• **Stored items**:

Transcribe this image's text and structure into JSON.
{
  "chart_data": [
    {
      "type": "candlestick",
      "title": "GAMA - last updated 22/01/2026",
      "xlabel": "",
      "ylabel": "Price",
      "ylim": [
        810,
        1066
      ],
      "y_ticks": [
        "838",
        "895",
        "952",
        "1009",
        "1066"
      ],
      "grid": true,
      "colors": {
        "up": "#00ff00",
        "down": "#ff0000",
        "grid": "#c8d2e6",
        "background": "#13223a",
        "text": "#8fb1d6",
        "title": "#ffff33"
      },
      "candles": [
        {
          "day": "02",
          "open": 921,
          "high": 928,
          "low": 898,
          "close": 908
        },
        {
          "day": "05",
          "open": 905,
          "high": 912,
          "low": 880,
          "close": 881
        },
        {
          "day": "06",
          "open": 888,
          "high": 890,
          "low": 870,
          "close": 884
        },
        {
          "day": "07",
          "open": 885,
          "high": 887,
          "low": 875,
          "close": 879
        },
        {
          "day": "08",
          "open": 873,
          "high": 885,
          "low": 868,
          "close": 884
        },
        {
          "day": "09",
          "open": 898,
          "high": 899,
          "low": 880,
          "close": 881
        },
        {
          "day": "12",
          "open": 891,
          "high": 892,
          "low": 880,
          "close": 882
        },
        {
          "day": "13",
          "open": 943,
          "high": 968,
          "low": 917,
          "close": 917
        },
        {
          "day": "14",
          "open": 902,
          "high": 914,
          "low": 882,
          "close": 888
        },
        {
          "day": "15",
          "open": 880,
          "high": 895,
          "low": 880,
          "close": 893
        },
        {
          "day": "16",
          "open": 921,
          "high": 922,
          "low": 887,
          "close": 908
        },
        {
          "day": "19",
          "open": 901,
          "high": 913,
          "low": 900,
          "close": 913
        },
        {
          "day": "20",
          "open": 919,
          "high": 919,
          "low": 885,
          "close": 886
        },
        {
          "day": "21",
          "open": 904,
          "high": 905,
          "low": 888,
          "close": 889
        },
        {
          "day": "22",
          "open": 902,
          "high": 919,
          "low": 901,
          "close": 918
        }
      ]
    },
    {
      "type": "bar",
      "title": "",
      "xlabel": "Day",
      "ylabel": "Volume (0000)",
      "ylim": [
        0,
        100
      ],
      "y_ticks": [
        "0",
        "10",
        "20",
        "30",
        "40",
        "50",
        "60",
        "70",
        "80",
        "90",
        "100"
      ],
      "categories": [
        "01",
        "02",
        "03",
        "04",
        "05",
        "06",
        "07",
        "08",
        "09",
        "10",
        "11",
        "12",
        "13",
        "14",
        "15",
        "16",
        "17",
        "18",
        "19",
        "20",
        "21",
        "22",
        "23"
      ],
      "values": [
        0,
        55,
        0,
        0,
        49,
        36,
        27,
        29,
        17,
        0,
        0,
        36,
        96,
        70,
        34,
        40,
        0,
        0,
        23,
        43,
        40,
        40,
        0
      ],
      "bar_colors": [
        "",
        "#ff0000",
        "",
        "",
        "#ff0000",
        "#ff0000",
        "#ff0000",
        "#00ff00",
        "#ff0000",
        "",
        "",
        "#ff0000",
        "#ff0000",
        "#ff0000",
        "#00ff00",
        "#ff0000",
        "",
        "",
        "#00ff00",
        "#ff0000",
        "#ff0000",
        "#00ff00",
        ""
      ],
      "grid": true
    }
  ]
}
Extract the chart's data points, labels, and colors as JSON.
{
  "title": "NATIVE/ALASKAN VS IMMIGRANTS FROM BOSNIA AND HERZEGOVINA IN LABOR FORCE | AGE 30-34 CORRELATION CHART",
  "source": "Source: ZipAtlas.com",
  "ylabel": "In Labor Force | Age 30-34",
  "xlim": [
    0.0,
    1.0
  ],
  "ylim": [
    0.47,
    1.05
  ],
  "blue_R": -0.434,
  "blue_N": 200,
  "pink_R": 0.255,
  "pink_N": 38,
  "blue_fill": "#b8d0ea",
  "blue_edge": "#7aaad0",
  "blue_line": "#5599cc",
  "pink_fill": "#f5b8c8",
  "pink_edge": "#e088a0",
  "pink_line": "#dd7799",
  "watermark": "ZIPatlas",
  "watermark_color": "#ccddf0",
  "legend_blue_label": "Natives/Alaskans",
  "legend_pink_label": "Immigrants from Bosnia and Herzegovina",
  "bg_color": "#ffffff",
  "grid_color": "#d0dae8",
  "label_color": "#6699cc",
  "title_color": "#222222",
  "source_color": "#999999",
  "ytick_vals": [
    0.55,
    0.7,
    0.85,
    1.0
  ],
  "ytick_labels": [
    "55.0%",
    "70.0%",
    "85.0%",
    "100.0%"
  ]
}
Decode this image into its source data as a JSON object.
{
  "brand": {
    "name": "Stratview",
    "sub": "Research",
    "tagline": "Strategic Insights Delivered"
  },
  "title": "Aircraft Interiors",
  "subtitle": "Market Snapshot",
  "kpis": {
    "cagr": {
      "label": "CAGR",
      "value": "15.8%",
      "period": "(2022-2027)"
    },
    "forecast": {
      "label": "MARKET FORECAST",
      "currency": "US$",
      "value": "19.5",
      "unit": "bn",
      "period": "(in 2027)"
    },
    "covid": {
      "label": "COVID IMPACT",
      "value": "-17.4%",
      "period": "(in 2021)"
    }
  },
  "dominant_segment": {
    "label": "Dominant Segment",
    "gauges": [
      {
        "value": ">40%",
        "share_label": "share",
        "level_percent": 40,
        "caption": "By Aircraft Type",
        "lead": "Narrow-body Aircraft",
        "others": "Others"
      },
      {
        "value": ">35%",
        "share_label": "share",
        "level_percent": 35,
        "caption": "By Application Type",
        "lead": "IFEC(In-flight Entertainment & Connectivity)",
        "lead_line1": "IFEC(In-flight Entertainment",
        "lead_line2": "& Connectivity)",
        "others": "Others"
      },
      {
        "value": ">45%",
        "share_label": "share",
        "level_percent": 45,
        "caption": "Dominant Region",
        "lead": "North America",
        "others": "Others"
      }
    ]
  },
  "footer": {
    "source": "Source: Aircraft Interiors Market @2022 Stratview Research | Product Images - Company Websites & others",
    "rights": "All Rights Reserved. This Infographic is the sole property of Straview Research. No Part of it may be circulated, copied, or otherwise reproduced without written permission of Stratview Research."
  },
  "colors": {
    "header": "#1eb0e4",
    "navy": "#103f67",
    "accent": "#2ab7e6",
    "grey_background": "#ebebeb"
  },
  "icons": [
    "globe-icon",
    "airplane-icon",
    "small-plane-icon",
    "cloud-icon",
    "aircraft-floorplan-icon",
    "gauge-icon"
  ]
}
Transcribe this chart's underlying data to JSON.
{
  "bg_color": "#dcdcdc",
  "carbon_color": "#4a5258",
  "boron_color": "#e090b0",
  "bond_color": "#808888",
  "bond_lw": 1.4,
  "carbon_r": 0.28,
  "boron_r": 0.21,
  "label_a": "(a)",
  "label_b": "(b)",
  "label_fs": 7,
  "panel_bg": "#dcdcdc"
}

• **What the exercise asks**:
Write out the records shown above, exactly as they appear.

• **Task answer**:
Transcribe this image's text and structure into JSON.
{
  "chart_data": [
    {
      "type": "candlestick",
      "title": "GAMA - last updated 22/01/2026",
      "xlabel": "",
      "ylabel": "Price",
      "ylim": [
        810,
        1066
      ],
      "y_ticks": [
        "838",
        "895",
        "952",
        "1009",
        "1066"
      ],
      "grid": true,
      "colors": {
        "up": "#00ff00",
        "down": "#ff0000",
        "grid": "#c8d2e6",
        "background": "#13223a",
        "text": "#8fb1d6",
        "title": "#ffff33"
      },
      "candles": [
        {
          "day": "02",
          "open": 921,
          "high": 928,
          "low": 898,
          "close": 908
        },
        {
          "day": "05",
          "open": 905,
          "high": 912,
          "low": 880,
          "close": 881
        },
        {
          "day": "06",
          "open": 888,
          "high": 890,
          "low": 870,
          "close": 884
        },
        {
          "day": "07",
          "open": 885,
          "high": 887,
          "low": 875,
          "close": 879
        },
        {
          "day": "08",
          "open": 873,
          "high": 885,
          "low": 868,
          "close": 884
        },
        {
          "day": "09",
          "open": 898,
          "high": 899,
          "low": 880,
          "close": 881
        },
        {
          "day": "12",
          "open": 891,
          "high": 892,
          "low": 880,
          "close": 882
        },
        {
          "day": "13",
          "open": 943,
          "high": 968,
          "low": 917,
          "close": 917
        },
        {
          "day": "14",
          "open": 902,
          "high": 914,
          "low": 882,
          "close": 888
        },
        {
          "day": "15",
          "open": 880,
          "high": 895,
          "low": 880,
          "close": 893
        },
        {
          "day": "16",
          "open": 921,
          "high": 922,
          "low": 887,
          "close": 908
        },
        {
          "day": "19",
          "open": 901,
          "high": 913,
          "low": 900,
          "close": 913
        },
        {
          "day": "20",
          "open": 919,
          "high": 919,
          "low": 885,
          "close": 886
        },
        {
          "day": "21",
          "open": 904,
          "high": 905,
          "low": 888,
          "close": 889
        },
        {
          "day": "22",
          "open": 902,
          "high": 919,
          "low": 901,
          "close": 918
        }
      ]
    },
    {
      "type": "bar",
      "title": "",
      "xlabel": "Day",
      "ylabel": "Volume (0000)",
      "ylim": [
        0,
        100
      ],
      "y_ticks": [
        "0",
        "10",
        "20",
        "30",
        "40",
        "50",
        "60",
        "70",
        "80",
        "90",
        "100"
      ],
      "categories": [
        "01",
        "02",
        "03",
        "04",
        "05",
        "06",
        "07",
        "08",
        "09",
        "10",
        "11",
        "12",
        "13",
        "14",
        "15",
        "16",
        "17",
        "18",
        "19",
        "20",
        "21",
        "22",
        "23"
      ],
      "values": [
        0,
        55,
        0,
        0,
        49,
        36,
        27,
        29,
        17,
        0,
        0,
        36,
        96,
        70,
        34,
        40,
        0,
        0,
        23,
        43,
        40,
        40,
        0
      ],
      "bar_colors": [
        "",
        "#ff0000",
        "",
        "",
        "#ff0000",
        "#ff0000",
        "#ff0000",
        "#00ff00",
        "#ff0000",
        "",
        "",
        "#ff0000",
        "#ff0000",
        "#ff0000",
        "#00ff00",
        "#ff0000",
        "",
        "",
        "#00ff00",
        "#ff0000",
        "#ff0000",
        "#00ff00",
        ""
      ],
      "grid": true
    }
  ]
}
Extract the chart's data points, labels, and colors as JSON.
{
  "title": "NATIVE/ALASKAN VS IMMIGRANTS FROM BOSNIA AND HERZEGOVINA IN LABOR FORCE | AGE 30-34 CORRELATION CHART",
  "source": "Source: ZipAtlas.com",
  "ylabel": "In Labor Force | Age 30-34",
  "xlim": [
    0.0,
    1.0
  ],
  "ylim": [
    0.47,
    1.05
  ],
  "blue_R": -0.434,
  "blue_N": 200,
  "pink_R": 0.255,
  "pink_N": 38,
  "blue_fill": "#b8d0ea",
  "blue_edge": "#7aaad0",
  "blue_line": "#5599cc",
  "pink_fill": "#f5b8c8",
  "pink_edge": "#e088a0",
  "pink_line": "#dd7799",
  "watermark": "ZIPatlas",
  "watermark_color": "#ccddf0",
  "legend_blue_label": "Natives/Alaskans",
  "legend_pink_label": "Immigrants from Bosnia and Herzegovina",
  "bg_color": "#ffffff",
  "grid_color": "#d0dae8",
  "label_color": "#6699cc",
  "title_color": "#222222",
  "source_color": "#999999",
  "ytick_vals": [
    0.55,
    0.7,
    0.85,
    1.0
  ],
  "ytick_labels": [
    "55.0%",
    "70.0%",
    "85.0%",
    "100.0%"
  ]
}
Decode this image into its source data as a JSON object.
{
  "brand": {
    "name": "Stratview",
    "sub": "Research",
    "tagline": "Strategic Insights Delivered"
  },
  "title": "Aircraft Interiors",
  "subtitle": "Market Snapshot",
  "kpis": {
    "cagr": {
      "label": "CAGR",
      "value": "15.8%",
      "period": "(2022-2027)"
    },
    "forecast": {
      "label": "MARKET FORECAST",
      "currency": "US$",
      "value": "19.5",
      "unit": "bn",
      "period": "(in 2027)"
    },
    "covid": {
      "label": "COVID IMPACT",
      "value": "-17.4%",
      "period": "(in 2021)"
    }
  },
  "dominant_segment": {
    "label": "Dominant Segment",
    "gauges": [
      {
        "value": ">40%",
        "share_label": "share",
        "level_percent": 40,
        "caption": "By Aircraft Type",
        "lead": "Narrow-body Aircraft",
        "others": "Others"
      },
      {
        "value": ">35%",
        "share_label": "share",
        "level_percent": 35,
        "caption": "By Application Type",
        "lead": "IFEC(In-flight Entertainment & Connectivity)",
        "lead_line1": "IFEC(In-flight Entertainment",
        "lead_line2": "& Connectivity)",
        "others": "Others"
      },
      {
        "value": ">45%",
        "share_label": "share",
        "level_percent": 45,
        "caption": "Dominant Region",
        "lead": "North America",
        "others": "Others"
      }
    ]
  },
  "footer": {
    "source": "Source: Aircraft Interiors Market @2022 Stratview Research | Product Images - Company Websites & others",
    "rights": "All Rights Reserved. This Infographic is the sole property of Straview Research. No Part of it may be circulated, copied, or otherwise reproduced without written permission of Stratview Research."
  },
  "colors": {
    "header": "#1eb0e4",
    "navy": "#103f67",
    "accent": "#2ab7e6",
    "grey_background": "#ebebeb"
  },
  "icons": [
    "globe-icon",
    "airplane-icon",
    "small-plane-icon",
    "cloud-icon",
    "aircraft-floorplan-icon",
    "gauge-icon"
  ]
}
Transcribe this chart's underlying data to JSON.
{
  "bg_color": "#dcdcdc",
  "carbon_color": "#4a5258",
  "boron_color": "#e090b0",
  "bond_color": "#808888",
  "bond_lw": 1.4,
  "carbon_r": 0.28,
  "boron_r": 0.21,
  "label_a": "(a)",
  "label_b": "(b)",
  "label_fs": 7,
  "panel_bg": "#dcdcdc"
}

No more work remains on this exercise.